**Task description**
Reproduce the entries word for word, and omit any picture you find in them.

**Stored records**
++++++++++++++++++++

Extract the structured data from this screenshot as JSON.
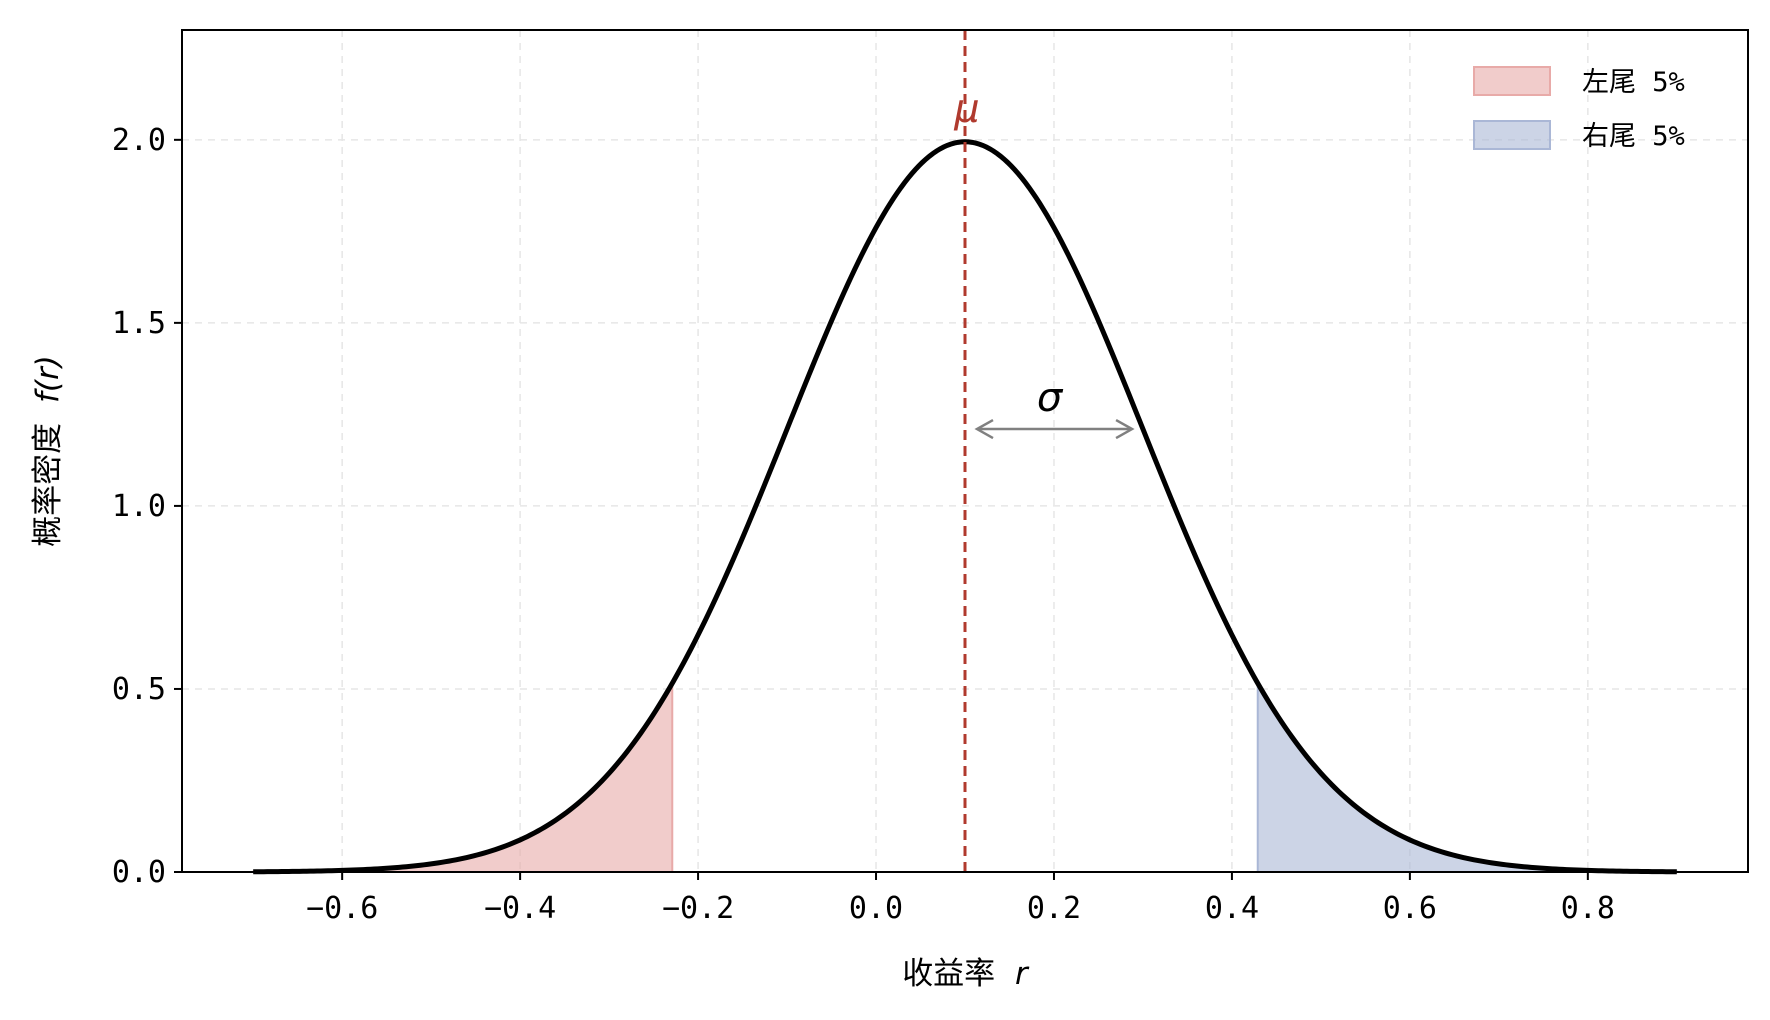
{
  "chart_data": {
    "type": "line",
    "title": "",
    "xlabel": "收益率",
    "xlabel_var": "r",
    "ylabel": "概率密度",
    "ylabel_var": "f(r)",
    "xlim": [
      -0.78,
      0.98
    ],
    "ylim": [
      0,
      2.3
    ],
    "x_ticks": [
      -0.6,
      -0.4,
      -0.2,
      0.0,
      0.2,
      0.4,
      0.6,
      0.8
    ],
    "x_tick_labels": [
      "−0.6",
      "−0.4",
      "−0.2",
      "0.0",
      "0.2",
      "0.4",
      "0.6",
      "0.8"
    ],
    "y_ticks": [
      0.0,
      0.5,
      1.0,
      1.5,
      2.0
    ],
    "y_tick_labels": [
      "0.0",
      "0.5",
      "1.0",
      "1.5",
      "2.0"
    ],
    "grid": true,
    "curve": {
      "distribution": "normal",
      "mu": 0.1,
      "sigma": 0.2,
      "x_range": [
        -0.7,
        0.9
      ],
      "color": "#000000"
    },
    "mean_line": {
      "x": 0.1,
      "label": "μ",
      "color": "#b03a2e",
      "style": "dashed"
    },
    "sigma_annotation": {
      "x_from": 0.1,
      "x_to": 0.29,
      "y": 1.21,
      "label": "σ",
      "color": "#808080"
    },
    "tails": [
      {
        "name": "左尾 5%",
        "x_from": -0.7,
        "x_to": -0.229,
        "color": "#e8aaa8"
      },
      {
        "name": "右尾 5%",
        "x_from": 0.429,
        "x_to": 0.9,
        "color": "#aab7d6"
      }
    ],
    "legend": {
      "position": "top-right",
      "entries": [
        "左尾 5%",
        "右尾 5%"
      ]
    }
  }
}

++++++++++++++++++++

**Full response**
Extract the structured data from this screenshot as JSON.
{
  "chart_data": {
    "type": "line",
    "title": "",
    "xlabel": "收益率",
    "xlabel_var": "r",
    "ylabel": "概率密度",
    "ylabel_var": "f(r)",
    "xlim": [
      -0.78,
      0.98
    ],
    "ylim": [
      0,
      2.3
    ],
    "x_ticks": [
      -0.6,
      -0.4,
      -0.2,
      0.0,
      0.2,
      0.4,
      0.6,
      0.8
    ],
    "x_tick_labels": [
      "−0.6",
      "−0.4",
      "−0.2",
      "0.0",
      "0.2",
      "0.4",
      "0.6",
      "0.8"
    ],
    "y_ticks": [
      0.0,
      0.5,
      1.0,
      1.5,
      2.0
    ],
    "y_tick_labels": [
      "0.0",
      "0.5",
      "1.0",
      "1.5",
      "2.0"
    ],
    "grid": true,
    "curve": {
      "distribution": "normal",
      "mu": 0.1,
      "sigma": 0.2,
      "x_range": [
        -0.7,
        0.9
      ],
      "color": "#000000"
    },
    "mean_line": {
      "x": 0.1,
      "label": "μ",
      "color": "#b03a2e",
      "style": "dashed"
    },
    "sigma_annotation": {
      "x_from": 0.1,
      "x_to": 0.29,
      "y": 1.21,
      "label": "σ",
      "color": "#808080"
    },
    "tails": [
      {
        "name": "左尾 5%",
        "x_from": -0.7,
        "x_to": -0.229,
        "color": "#e8aaa8"
      },
      {
        "name": "右尾 5%",
        "x_from": 0.429,
        "x_to": 0.9,
        "color": "#aab7d6"
      }
    ],
    "legend": {
      "position": "top-right",
      "entries": [
        "左尾 5%",
        "右尾 5%"
      ]
    }
  }
}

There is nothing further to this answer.